— START OF Provided entries —

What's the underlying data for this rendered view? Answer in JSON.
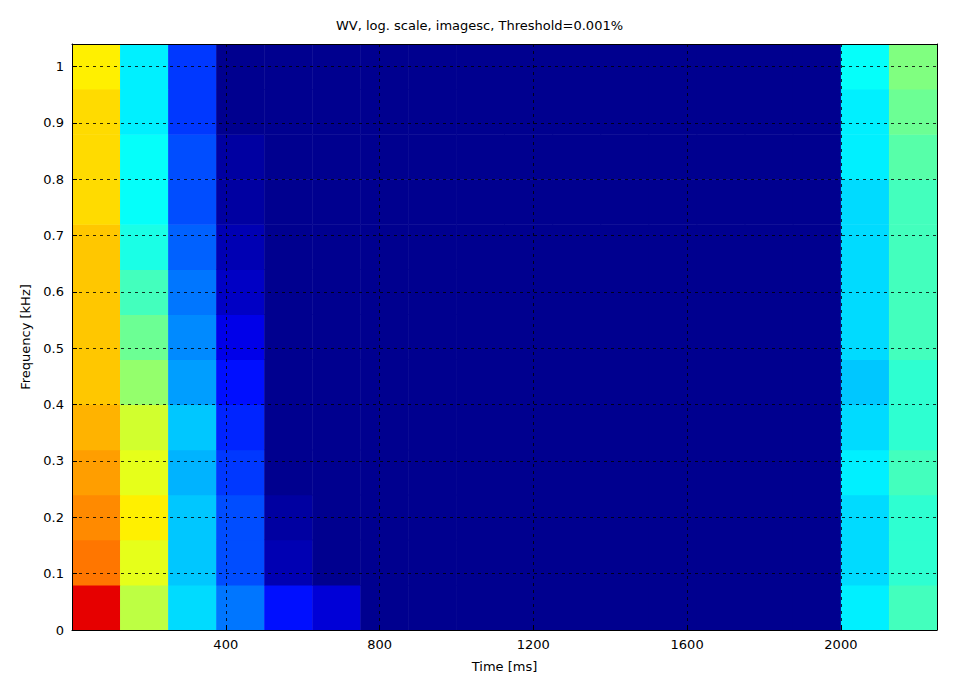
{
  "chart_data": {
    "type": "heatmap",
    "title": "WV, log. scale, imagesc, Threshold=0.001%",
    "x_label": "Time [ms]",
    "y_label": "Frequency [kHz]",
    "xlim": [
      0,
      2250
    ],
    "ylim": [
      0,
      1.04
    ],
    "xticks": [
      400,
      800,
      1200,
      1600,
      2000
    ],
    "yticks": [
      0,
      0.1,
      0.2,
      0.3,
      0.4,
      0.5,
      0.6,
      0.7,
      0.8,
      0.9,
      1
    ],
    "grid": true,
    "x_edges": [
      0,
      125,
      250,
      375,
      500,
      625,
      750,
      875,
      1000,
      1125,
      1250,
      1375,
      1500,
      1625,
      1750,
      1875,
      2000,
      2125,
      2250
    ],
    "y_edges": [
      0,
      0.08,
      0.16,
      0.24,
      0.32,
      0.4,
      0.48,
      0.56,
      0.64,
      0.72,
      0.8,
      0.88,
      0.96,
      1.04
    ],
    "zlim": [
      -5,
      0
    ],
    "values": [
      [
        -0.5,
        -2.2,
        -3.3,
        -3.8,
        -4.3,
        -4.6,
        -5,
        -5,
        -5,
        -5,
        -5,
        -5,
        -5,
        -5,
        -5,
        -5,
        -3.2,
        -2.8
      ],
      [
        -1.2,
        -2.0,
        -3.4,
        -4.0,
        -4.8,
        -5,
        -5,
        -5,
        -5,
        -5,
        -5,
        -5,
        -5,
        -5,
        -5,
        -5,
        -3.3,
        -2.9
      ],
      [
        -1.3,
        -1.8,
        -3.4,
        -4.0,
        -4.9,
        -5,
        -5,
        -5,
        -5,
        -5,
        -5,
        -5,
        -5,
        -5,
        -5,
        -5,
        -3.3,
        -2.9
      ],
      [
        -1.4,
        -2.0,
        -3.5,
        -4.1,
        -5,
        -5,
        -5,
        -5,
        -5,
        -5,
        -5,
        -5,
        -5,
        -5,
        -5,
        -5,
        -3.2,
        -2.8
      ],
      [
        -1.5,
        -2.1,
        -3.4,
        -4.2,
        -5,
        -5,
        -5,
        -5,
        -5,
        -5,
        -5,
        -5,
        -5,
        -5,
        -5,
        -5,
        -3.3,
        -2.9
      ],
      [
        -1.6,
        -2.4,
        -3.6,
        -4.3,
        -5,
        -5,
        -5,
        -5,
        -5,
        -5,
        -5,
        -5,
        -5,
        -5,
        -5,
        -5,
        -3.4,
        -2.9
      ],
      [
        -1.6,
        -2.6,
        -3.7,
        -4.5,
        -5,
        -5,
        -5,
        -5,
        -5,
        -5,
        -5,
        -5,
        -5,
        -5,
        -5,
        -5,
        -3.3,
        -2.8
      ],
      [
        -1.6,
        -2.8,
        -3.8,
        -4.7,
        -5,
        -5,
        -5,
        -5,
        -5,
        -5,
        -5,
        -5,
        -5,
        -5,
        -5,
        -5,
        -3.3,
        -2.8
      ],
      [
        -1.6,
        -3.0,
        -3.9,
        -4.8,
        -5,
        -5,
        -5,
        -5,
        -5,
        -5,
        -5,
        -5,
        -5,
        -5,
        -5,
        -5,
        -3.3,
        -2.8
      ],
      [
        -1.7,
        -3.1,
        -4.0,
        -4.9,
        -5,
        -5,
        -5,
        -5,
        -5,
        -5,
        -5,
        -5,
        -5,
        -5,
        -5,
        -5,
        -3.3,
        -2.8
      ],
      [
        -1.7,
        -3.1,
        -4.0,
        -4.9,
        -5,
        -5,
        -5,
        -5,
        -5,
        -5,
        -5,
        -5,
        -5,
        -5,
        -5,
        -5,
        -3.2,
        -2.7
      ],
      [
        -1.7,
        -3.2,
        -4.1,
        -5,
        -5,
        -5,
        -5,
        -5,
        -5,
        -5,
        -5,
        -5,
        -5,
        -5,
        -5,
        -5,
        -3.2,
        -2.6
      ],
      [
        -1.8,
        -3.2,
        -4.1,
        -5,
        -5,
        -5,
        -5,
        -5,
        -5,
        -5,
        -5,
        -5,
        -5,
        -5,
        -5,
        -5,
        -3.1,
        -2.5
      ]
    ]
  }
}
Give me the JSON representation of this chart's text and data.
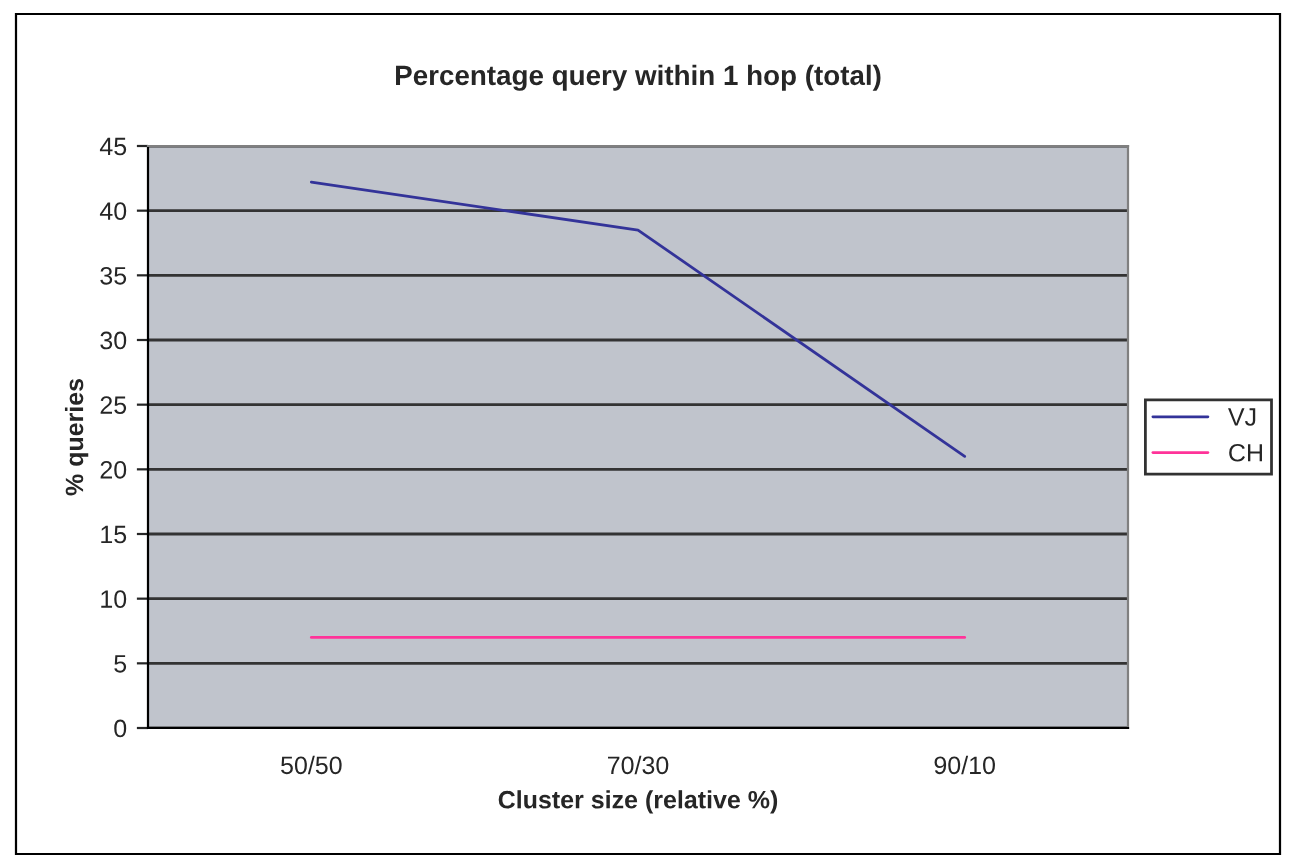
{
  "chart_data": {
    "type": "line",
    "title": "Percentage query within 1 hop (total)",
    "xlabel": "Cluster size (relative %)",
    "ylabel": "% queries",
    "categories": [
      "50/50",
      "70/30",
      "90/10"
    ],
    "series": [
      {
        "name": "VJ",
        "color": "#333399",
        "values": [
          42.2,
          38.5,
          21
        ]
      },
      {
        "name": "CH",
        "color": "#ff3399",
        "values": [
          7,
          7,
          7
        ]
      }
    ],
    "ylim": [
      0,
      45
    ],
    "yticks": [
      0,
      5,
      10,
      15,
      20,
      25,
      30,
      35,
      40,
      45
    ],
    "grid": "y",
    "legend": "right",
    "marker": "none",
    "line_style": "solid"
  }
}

— END OF Provided entries —

**Instruction**
In the lines above, locate the string "title". Copy every line where it occurs.

**Response to this task**
    "title": "WV, log. scale, imagesc, Threshold=0.001%",
    "title": "Percentage query within 1 hop (total)",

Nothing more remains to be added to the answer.